# EXERCISE DETAILS:
Would you transcribe the whole listing exactly, minus its pictures?

# MATERIAL SHOWN:
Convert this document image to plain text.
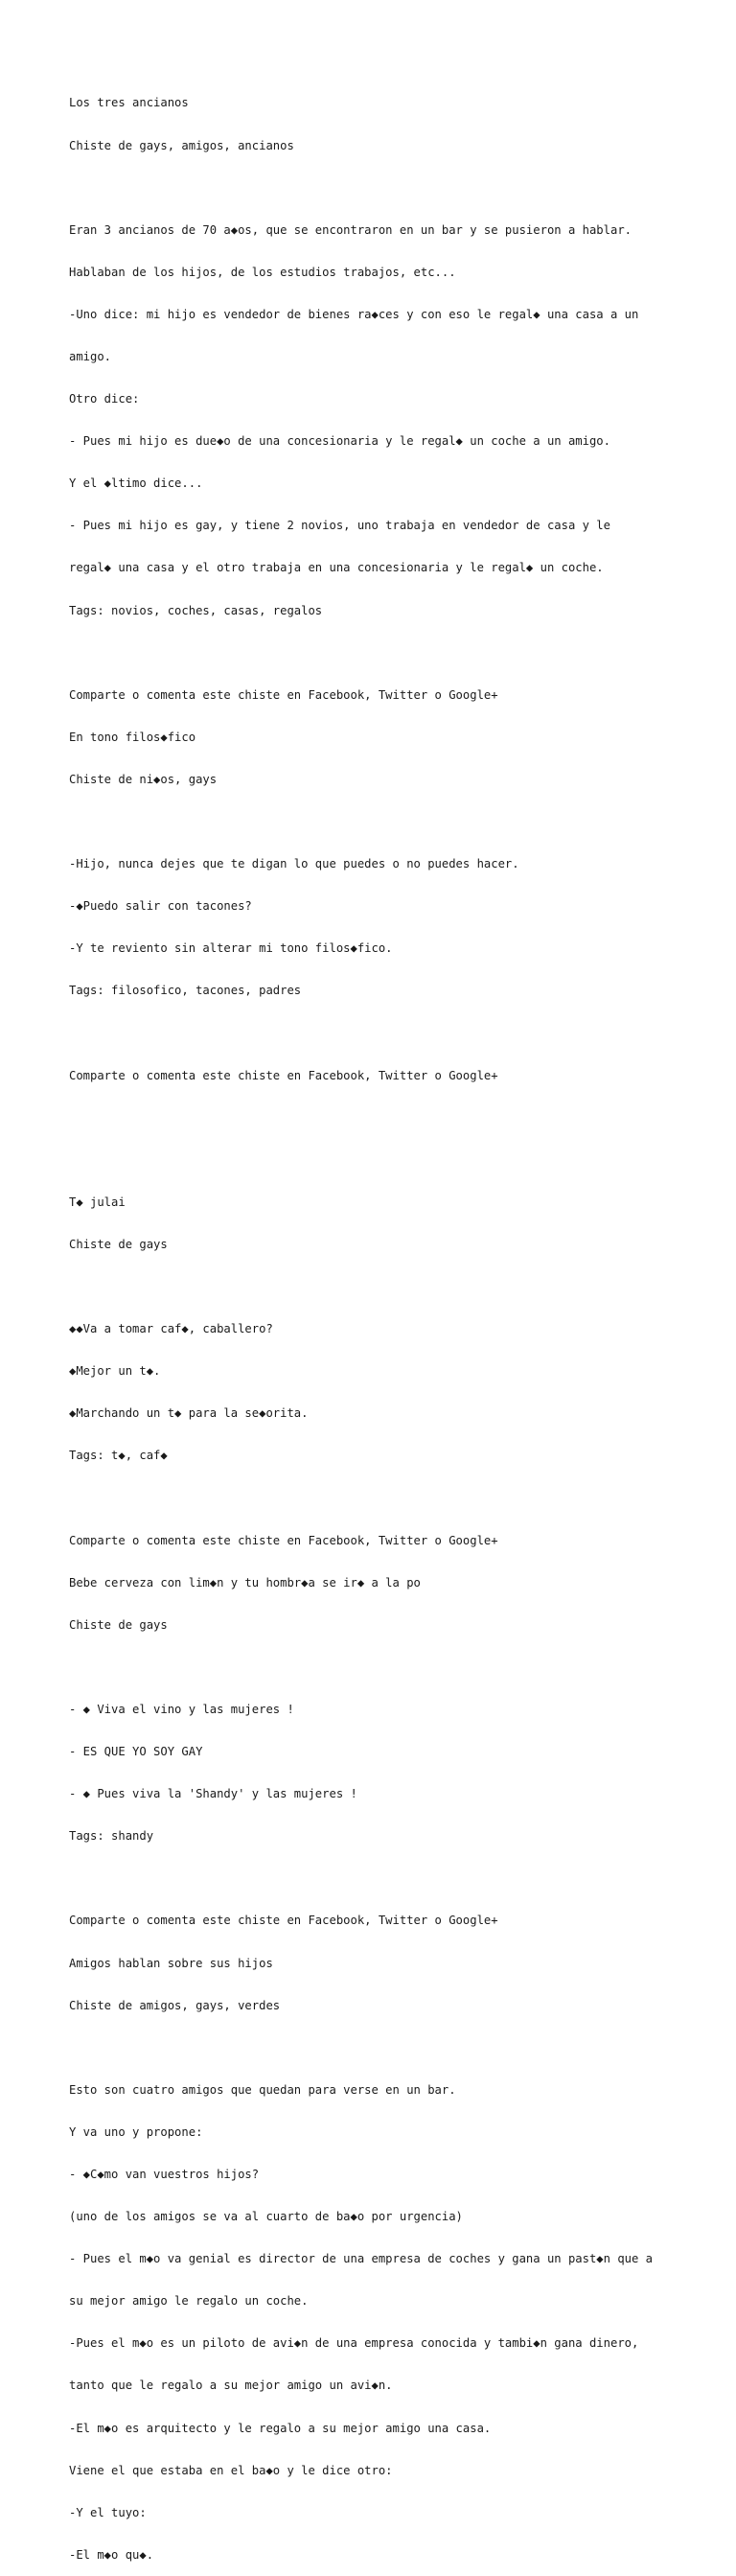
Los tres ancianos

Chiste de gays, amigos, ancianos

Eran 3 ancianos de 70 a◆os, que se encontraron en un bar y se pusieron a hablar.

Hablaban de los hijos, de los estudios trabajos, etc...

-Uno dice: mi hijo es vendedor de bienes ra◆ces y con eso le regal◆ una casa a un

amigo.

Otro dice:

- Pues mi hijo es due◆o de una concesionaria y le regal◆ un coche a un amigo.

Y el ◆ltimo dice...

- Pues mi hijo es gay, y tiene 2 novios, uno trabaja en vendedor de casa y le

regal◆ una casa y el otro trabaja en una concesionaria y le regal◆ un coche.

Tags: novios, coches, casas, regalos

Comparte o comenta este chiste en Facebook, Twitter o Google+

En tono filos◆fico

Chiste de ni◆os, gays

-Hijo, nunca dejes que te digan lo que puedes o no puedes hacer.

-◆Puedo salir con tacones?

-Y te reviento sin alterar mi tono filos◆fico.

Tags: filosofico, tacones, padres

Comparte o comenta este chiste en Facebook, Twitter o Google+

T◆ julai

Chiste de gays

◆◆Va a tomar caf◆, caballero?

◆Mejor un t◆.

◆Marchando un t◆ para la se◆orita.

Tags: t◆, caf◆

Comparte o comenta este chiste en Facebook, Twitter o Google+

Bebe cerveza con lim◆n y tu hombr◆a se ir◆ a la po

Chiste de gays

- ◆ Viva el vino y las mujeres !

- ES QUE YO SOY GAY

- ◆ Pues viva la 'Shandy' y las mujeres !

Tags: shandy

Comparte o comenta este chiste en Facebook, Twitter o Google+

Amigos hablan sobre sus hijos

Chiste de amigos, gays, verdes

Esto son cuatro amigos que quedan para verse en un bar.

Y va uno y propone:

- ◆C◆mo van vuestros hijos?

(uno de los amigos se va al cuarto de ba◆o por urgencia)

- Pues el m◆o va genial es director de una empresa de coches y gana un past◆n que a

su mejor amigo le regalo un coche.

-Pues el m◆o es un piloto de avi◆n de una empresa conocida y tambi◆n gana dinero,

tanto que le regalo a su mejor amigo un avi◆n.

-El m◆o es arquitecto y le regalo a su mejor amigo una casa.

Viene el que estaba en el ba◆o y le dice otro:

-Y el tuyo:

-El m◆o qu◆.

# EXERCISE RESULT:
Convert this document image to plain text.
Los tres ancianos

Chiste de gays, amigos, ancianos

Eran 3 ancianos de 70 a◆os, que se encontraron en un bar y se pusieron a hablar.

Hablaban de los hijos, de los estudios trabajos, etc...

-Uno dice: mi hijo es vendedor de bienes ra◆ces y con eso le regal◆ una casa a un

amigo.

Otro dice:

- Pues mi hijo es due◆o de una concesionaria y le regal◆ un coche a un amigo.

Y el ◆ltimo dice...

- Pues mi hijo es gay, y tiene 2 novios, uno trabaja en vendedor de casa y le

regal◆ una casa y el otro trabaja en una concesionaria y le regal◆ un coche.

Tags: novios, coches, casas, regalos

Comparte o comenta este chiste en Facebook, Twitter o Google+

En tono filos◆fico

Chiste de ni◆os, gays

-Hijo, nunca dejes que te digan lo que puedes o no puedes hacer.

-◆Puedo salir con tacones?

-Y te reviento sin alterar mi tono filos◆fico.

Tags: filosofico, tacones, padres

Comparte o comenta este chiste en Facebook, Twitter o Google+

T◆ julai

Chiste de gays

◆◆Va a tomar caf◆, caballero?

◆Mejor un t◆.

◆Marchando un t◆ para la se◆orita.

Tags: t◆, caf◆

Comparte o comenta este chiste en Facebook, Twitter o Google+

Bebe cerveza con lim◆n y tu hombr◆a se ir◆ a la po

Chiste de gays

- ◆ Viva el vino y las mujeres !

- ES QUE YO SOY GAY

- ◆ Pues viva la 'Shandy' y las mujeres !

Tags: shandy

Comparte o comenta este chiste en Facebook, Twitter o Google+

Amigos hablan sobre sus hijos

Chiste de amigos, gays, verdes

Esto son cuatro amigos que quedan para verse en un bar.

Y va uno y propone:

- ◆C◆mo van vuestros hijos?

(uno de los amigos se va al cuarto de ba◆o por urgencia)

- Pues el m◆o va genial es director de una empresa de coches y gana un past◆n que a

su mejor amigo le regalo un coche.

-Pues el m◆o es un piloto de avi◆n de una empresa conocida y tambi◆n gana dinero,

tanto que le regalo a su mejor amigo un avi◆n.

-El m◆o es arquitecto y le regalo a su mejor amigo una casa.

Viene el que estaba en el ba◆o y le dice otro:

-Y el tuyo:

-El m◆o qu◆.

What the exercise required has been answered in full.